What the task requires:
Below you will find a set of lines. Repeat them all exactly.
### Data section
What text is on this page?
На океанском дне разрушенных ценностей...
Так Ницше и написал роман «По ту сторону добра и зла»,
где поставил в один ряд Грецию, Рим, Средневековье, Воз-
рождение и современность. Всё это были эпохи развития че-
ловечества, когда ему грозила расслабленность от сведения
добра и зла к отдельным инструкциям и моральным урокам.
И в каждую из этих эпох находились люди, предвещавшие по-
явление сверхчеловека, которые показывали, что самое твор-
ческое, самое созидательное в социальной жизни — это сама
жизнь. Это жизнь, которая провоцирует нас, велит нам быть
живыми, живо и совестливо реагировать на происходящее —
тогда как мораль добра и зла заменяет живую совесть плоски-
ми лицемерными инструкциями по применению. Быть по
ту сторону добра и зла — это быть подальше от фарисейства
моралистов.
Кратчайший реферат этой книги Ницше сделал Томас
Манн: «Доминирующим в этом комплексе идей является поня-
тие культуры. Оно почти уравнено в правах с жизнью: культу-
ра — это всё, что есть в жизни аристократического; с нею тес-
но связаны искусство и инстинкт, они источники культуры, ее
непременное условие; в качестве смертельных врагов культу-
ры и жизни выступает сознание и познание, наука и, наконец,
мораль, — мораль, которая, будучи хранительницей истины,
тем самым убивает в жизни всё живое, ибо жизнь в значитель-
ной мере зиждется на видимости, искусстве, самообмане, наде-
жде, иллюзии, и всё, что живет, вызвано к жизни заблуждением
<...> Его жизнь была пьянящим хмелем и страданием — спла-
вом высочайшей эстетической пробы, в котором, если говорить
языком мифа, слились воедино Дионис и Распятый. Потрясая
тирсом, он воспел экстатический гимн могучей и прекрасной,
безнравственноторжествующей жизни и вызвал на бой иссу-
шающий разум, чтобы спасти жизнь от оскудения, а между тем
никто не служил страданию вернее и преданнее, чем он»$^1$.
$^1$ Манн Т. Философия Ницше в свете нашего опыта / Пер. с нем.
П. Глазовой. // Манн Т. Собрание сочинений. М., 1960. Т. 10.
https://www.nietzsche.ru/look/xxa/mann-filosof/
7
######
Response to this exercise:
What text is on this page?
На океанском дне разрушенных ценностей...
Так Ницше и написал роман «По ту сторону добра и зла»,
где поставил в один ряд Грецию, Рим, Средневековье, Воз-
рождение и современность. Всё это были эпохи развития че-
ловечества, когда ему грозила расслабленность от сведения
добра и зла к отдельным инструкциям и моральным урокам.
И в каждую из этих эпох находились люди, предвещавшие по-
явление сверхчеловека, которые показывали, что самое твор-
ческое, самое созидательное в социальной жизни — это сама
жизнь. Это жизнь, которая провоцирует нас, велит нам быть
живыми, живо и совестливо реагировать на происходящее —
тогда как мораль добра и зла заменяет живую совесть плоски-
ми лицемерными инструкциями по применению. Быть по
ту сторону добра и зла — это быть подальше от фарисейства
моралистов.
Кратчайший реферат этой книги Ницше сделал Томас
Манн: «Доминирующим в этом комплексе идей является поня-
тие культуры. Оно почти уравнено в правах с жизнью: культу-
ра — это всё, что есть в жизни аристократического; с нею тес-
но связаны искусство и инстинкт, они источники культуры, ее
непременное условие; в качестве смертельных врагов культу-
ры и жизни выступает сознание и познание, наука и, наконец,
мораль, — мораль, которая, будучи хранительницей истины,
тем самым убивает в жизни всё живое, ибо жизнь в значитель-
ной мере зиждется на видимости, искусстве, самообмане, наде-
жде, иллюзии, и всё, что живет, вызвано к жизни заблуждением
<...> Его жизнь была пьянящим хмелем и страданием — спла-
вом высочайшей эстетической пробы, в котором, если говорить
языком мифа, слились воедино Дионис и Распятый. Потрясая
тирсом, он воспел экстатический гимн могучей и прекрасной,
безнравственноторжествующей жизни и вызвал на бой иссу-
шающий разум, чтобы спасти жизнь от оскудения, а между тем
никто не служил страданию вернее и преданнее, чем он»$^1$.
$^1$ Манн Т. Философия Ницше в свете нашего опыта / Пер. с нем.
П. Глазовой. // Манн Т. Собрание сочинений. М., 1960. Т. 10.
https://www.nietzsche.ru/look/xxa/mann-filosof/
7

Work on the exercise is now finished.